Lista de atividades:
a. Repita, do texto sobre câncer de próstata em mulheres trans, o trecho que começa em "Além do toque" e segue até "ainda é difícil.".
b. Traduza para o inglês esta frase do texto sobre câncer de próstata em mulheres trans: "O diagnóstico precoce do câncer de próstata é fundamental para o sucesso do tratamento e maior chance de cura."
c. Dê prosseguimento ao texto sobre câncer de próstata em mulheres trans a partir do ponto em que ele termina.

=== Texto fornecido ===

Ainda não há diretriz específica para o rastreamento do câncer de próstata em mulheres trans

Justamente por ainda não haver estudos com evidências suficientes sobre a incidência e mortalidade por câncer de próstata em mulheres trans e travestis, ainda não há diretrizes específicas para essa população a respeito do rastreamento para o tumor.

“Nós devemos estimular que o rastreamento seja similar aos dos homens cis, que é a visita ao urologista a partir dos 50 anos, para aqueles que não têm história familiar de câncer, e a partir de 45 anos para quem teve parente de primeiro grau com câncer de próstata”, orienta Barroso Jr.

O rastreamento do câncer de próstata é feito através do toque retal e do exame de sangue para avaliar a dosagem do PSA (antígeno prostático específico). Essa é uma proteína produzida pela próstata que, em níveis elevados, pode indicar alguma doença na glândula, incluindo o câncer.

Além do toque retal e da dosagem do PSA no sangue, também podem ser incluídos no rastreamento exames como ultrassom da próstata e ressonância magnética. A confirmação do diagnóstico é feita através da biópsia da próstata por via trans-retal ou trans-perineal, guiada por exames de imagem.

Dificuldade de acesso ao diagnóstico precoce e tratamento adequado ainda é realidade

O diagnóstico precoce do câncer de próstata é fundamental para o sucesso do tratamento e maior chance de cura. No entanto, entre a população transgênero, o acesso a essa detecção em estágio inicial ainda é difícil.

“Existem vários fatores relacionados à dificuldade do acesso ao diagnóstico precoce. Alguns deles estão relacionados ao próprio entendimento. Para muitas mulheres trans que fazem a cirurgia [de redesignação sexual], não existe o entendimento de que a próstata ainda está lá. Por isso, existe uma necessidade de conscientização”, observa Jardim.

Além disso, fatores socioeconômicos também podem dificultar o acesso ao diagnóstico e tratamento adequado para o câncer de próstata. “Em algumas situações existe uma maior marginalização, uma dificuldade socioeconômica de algumas mulheres transgêneros que sabemos que também pode ser uma barreira no acesso de diagnóstico e prevenção em saúde”, acrescenta o especialista.

=== Dados de entrada ===

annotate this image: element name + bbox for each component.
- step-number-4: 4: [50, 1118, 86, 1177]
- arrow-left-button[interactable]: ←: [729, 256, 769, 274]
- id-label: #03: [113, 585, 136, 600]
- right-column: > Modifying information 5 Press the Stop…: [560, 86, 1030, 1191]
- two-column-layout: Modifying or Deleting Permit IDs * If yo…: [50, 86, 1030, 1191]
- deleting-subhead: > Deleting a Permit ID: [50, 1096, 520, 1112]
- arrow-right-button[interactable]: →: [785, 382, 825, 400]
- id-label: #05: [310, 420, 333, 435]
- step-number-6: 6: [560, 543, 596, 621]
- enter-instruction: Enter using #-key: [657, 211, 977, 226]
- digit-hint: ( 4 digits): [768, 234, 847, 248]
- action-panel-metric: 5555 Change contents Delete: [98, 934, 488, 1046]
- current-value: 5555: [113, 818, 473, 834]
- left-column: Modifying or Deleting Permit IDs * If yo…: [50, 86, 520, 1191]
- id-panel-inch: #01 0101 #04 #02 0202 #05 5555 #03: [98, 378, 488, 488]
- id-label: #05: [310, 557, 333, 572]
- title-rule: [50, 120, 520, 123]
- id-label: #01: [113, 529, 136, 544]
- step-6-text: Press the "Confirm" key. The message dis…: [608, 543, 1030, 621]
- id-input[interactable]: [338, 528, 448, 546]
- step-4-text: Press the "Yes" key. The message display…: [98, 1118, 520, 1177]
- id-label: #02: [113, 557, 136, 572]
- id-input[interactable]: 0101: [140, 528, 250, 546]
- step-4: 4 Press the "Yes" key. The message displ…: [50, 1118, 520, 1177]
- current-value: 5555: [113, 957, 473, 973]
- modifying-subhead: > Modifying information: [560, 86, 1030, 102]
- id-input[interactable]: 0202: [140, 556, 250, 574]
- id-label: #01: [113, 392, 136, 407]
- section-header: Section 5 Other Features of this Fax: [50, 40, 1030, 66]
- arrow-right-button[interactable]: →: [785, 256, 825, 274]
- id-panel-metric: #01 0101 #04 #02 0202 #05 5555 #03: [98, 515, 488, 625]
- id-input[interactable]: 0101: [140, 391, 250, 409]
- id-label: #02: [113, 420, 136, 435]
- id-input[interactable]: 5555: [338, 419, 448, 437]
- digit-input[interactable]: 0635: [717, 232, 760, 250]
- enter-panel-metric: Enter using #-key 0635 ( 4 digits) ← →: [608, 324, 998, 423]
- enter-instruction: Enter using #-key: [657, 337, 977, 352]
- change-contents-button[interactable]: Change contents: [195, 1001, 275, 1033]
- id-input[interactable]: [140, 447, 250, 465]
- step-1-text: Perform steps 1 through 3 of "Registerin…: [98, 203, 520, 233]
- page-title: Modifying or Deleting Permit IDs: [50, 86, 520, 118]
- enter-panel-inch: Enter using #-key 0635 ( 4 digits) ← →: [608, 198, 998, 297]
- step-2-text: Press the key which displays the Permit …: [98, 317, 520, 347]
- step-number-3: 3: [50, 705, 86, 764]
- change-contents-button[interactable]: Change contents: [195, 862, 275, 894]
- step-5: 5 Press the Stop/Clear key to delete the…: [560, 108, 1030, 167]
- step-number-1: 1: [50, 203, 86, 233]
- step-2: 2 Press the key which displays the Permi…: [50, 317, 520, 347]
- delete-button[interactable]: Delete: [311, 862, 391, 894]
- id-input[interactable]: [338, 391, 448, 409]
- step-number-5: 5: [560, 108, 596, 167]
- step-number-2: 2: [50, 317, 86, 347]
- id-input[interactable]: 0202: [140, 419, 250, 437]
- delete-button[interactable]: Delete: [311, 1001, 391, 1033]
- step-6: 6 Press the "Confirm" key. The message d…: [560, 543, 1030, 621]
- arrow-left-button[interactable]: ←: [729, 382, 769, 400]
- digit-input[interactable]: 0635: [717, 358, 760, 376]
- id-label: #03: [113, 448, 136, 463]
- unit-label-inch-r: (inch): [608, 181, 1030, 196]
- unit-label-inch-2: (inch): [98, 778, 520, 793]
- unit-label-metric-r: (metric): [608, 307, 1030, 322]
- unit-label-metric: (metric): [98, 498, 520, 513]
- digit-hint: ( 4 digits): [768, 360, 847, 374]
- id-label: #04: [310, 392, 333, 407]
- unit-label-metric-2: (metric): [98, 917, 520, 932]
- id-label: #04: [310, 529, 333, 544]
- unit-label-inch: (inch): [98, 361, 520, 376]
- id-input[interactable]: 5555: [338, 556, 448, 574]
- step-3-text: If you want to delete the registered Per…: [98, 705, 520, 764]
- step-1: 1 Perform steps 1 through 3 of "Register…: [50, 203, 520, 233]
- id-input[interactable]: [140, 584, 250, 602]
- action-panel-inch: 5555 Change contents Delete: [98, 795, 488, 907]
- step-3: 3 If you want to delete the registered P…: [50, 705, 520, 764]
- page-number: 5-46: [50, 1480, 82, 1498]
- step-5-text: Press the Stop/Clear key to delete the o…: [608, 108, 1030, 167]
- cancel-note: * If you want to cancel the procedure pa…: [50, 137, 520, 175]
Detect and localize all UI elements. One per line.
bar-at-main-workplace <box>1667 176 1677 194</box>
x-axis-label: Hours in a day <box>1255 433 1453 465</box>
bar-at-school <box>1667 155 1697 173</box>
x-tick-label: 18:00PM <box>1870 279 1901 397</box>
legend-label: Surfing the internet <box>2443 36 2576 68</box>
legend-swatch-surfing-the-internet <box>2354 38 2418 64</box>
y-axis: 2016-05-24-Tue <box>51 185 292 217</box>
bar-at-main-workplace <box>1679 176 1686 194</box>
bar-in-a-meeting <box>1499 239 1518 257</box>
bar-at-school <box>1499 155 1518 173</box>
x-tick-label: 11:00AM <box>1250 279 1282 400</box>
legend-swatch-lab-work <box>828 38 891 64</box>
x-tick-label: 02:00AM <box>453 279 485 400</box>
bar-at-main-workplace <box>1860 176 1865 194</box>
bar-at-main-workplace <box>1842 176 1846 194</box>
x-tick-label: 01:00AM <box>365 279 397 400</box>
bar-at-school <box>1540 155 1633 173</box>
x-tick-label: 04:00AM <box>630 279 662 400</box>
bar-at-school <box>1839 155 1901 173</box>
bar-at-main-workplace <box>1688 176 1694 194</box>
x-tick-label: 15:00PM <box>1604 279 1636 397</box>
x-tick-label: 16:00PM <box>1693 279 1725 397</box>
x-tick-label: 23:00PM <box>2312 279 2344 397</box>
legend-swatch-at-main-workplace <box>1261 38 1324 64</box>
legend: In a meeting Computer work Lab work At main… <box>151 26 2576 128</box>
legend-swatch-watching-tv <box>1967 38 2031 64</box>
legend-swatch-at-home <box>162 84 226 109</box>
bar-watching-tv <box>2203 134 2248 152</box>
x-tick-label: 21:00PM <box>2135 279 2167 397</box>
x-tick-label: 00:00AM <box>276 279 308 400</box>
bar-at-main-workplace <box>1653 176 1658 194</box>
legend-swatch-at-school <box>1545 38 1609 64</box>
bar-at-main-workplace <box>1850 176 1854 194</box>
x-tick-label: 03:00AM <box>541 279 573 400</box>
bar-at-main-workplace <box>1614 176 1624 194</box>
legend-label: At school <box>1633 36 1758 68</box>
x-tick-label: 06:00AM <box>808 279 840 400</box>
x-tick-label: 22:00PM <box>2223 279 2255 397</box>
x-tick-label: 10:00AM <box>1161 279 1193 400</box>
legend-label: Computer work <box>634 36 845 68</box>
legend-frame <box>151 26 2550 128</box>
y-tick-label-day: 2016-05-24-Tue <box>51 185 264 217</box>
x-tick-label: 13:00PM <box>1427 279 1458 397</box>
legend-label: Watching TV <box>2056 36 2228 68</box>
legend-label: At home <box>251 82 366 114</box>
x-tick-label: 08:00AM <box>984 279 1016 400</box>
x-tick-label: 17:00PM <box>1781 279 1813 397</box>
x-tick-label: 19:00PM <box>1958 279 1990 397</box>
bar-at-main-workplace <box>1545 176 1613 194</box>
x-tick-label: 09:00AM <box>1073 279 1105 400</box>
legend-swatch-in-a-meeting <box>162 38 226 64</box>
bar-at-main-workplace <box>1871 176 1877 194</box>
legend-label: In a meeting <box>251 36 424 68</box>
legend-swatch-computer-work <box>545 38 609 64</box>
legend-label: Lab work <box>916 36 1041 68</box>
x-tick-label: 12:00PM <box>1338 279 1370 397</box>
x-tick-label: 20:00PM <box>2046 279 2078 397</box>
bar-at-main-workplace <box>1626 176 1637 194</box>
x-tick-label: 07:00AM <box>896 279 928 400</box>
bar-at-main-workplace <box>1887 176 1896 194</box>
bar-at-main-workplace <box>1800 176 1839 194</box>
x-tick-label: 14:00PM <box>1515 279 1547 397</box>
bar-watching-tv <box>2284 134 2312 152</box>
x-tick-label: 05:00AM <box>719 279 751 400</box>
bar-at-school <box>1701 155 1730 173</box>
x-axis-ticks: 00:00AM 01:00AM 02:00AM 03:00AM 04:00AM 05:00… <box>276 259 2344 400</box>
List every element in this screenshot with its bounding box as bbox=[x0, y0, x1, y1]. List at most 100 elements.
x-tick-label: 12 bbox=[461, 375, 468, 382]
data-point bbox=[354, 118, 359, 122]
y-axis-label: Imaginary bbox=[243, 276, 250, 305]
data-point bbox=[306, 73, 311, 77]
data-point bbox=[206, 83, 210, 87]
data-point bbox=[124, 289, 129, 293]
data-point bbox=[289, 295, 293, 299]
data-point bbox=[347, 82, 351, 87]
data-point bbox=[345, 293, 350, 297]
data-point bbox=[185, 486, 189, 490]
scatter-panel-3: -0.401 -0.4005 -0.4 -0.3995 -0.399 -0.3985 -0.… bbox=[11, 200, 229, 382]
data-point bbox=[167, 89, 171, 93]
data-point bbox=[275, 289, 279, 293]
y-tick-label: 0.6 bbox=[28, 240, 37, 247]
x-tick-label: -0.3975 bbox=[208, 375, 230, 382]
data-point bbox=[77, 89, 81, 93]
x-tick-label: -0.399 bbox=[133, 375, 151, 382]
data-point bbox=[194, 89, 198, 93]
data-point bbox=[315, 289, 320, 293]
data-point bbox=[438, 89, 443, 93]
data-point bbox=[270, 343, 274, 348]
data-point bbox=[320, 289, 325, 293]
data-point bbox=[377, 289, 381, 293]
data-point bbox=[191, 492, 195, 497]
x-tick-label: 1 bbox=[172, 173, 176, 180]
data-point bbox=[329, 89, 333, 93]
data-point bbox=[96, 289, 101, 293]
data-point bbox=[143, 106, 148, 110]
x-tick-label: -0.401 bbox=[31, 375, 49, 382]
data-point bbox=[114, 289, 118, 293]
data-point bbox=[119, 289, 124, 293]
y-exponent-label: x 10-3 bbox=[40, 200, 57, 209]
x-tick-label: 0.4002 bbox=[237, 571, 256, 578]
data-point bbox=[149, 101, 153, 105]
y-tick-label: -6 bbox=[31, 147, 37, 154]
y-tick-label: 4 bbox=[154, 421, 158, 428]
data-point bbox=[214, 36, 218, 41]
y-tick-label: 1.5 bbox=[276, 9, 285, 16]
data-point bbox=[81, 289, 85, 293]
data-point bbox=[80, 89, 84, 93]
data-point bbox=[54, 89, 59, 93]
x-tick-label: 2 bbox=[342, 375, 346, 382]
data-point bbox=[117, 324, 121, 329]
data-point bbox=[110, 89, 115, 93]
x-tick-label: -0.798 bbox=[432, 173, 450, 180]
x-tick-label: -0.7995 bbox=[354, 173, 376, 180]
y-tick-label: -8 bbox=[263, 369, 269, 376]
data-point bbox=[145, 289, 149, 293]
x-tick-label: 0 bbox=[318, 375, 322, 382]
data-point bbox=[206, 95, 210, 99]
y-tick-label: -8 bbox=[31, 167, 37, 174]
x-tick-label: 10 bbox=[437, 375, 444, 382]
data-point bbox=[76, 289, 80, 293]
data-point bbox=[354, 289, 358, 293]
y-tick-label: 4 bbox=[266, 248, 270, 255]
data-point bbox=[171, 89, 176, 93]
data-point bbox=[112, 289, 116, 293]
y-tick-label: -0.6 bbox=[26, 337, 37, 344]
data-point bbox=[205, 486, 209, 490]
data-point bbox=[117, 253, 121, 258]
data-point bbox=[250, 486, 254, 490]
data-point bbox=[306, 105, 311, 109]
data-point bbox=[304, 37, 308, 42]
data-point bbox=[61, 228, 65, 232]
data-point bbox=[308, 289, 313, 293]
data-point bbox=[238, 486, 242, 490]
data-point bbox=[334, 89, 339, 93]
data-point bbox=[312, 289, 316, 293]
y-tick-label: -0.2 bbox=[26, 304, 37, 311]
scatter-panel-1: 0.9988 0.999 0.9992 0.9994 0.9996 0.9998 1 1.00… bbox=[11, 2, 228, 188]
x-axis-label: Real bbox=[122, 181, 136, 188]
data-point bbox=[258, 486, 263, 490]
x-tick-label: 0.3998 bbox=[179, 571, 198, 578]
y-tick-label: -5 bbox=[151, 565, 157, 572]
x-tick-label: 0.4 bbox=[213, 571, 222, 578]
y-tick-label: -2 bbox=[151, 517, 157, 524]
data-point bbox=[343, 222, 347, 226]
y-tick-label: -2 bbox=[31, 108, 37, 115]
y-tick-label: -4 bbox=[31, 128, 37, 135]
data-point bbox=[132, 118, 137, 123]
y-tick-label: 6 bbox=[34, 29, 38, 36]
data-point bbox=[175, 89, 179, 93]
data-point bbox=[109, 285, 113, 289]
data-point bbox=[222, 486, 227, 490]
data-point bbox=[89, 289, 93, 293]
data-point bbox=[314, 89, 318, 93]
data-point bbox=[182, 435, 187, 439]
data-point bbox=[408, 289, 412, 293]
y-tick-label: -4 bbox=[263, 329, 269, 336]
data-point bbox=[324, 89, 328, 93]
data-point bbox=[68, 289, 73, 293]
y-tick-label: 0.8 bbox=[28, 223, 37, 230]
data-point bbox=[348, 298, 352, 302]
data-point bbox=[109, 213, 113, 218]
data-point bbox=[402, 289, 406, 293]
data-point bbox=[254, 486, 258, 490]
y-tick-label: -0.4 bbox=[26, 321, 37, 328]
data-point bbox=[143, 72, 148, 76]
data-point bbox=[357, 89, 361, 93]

===

Respostas por tarefa:
a.
Além do toque retal e da dosagem do PSA no sangue, também podem ser incluídos no rastreamento exames como ultrassom da próstata e ressonância magnética. A confirmação do diagnóstico é feita através da biópsia da próstata por via trans-retal ou trans-perineal, guiada por exames de imagem.

Dificuldade de acesso ao diagnóstico precoce e tratamento adequado ainda é realidade

O diagnóstico precoce do câncer de próstata é fundamental para o sucesso do tratamento e maior chance de cura. No entanto, entre a população transgênero, o acesso a essa detecção em estágio inicial ainda é difícil.

b. Early diagnosis of prostate cancer is essential for successful treatment and a greater chance of cure.

c.
O preconceito também é um fator para essa dificuldade. “Infelizmente, há muito preconceito ainda com relação aos transgêneros, de maneira que existem inúmeras barreiras. Primeiro, as mulheres trans têm receio muitas vezes de irem a lugares públicos por conta de ofensas, por conta de violência. Os locais de atendimentos pelo SUS são locais cheios, muitas vezes lugares com filas bastante extensas, não confortáveis, o que gera espera longa, gera um ambiente de estresse”, considera Barroso Jr.

Outro ponto, na opinião de Barroso, é o despreparo de centros médicos para atender a população trans. “Muitos não usam o nome social e há médicos que, eventualmente, não estejam preparados e não saibam como lidar, por exemplo, com as mulheres trans ou tem objeção de consciência, não querem realizar atendimento por preconceitos”, completa.

Novembro Azul deve incluir mulheres trans, defendem especialistas

Os especialistas afirmam que a campanha Novembro Azul deve incluir a população trans e aumentar a conscientização sobre os riscos do câncer de próstata em mulheres trans e travestis.

“É igualmente importante ter um maior preparo de toda a equipe médica, sociedade médica, seja oncologia, urologia ou médico da família, a ter mais treinamento de como lidar com essas mulheres, seja através de cursos ou congressos, para que, enfim, essas mulheres sejam melhores acolhidas no sistema de saúde”, aponta Jardim.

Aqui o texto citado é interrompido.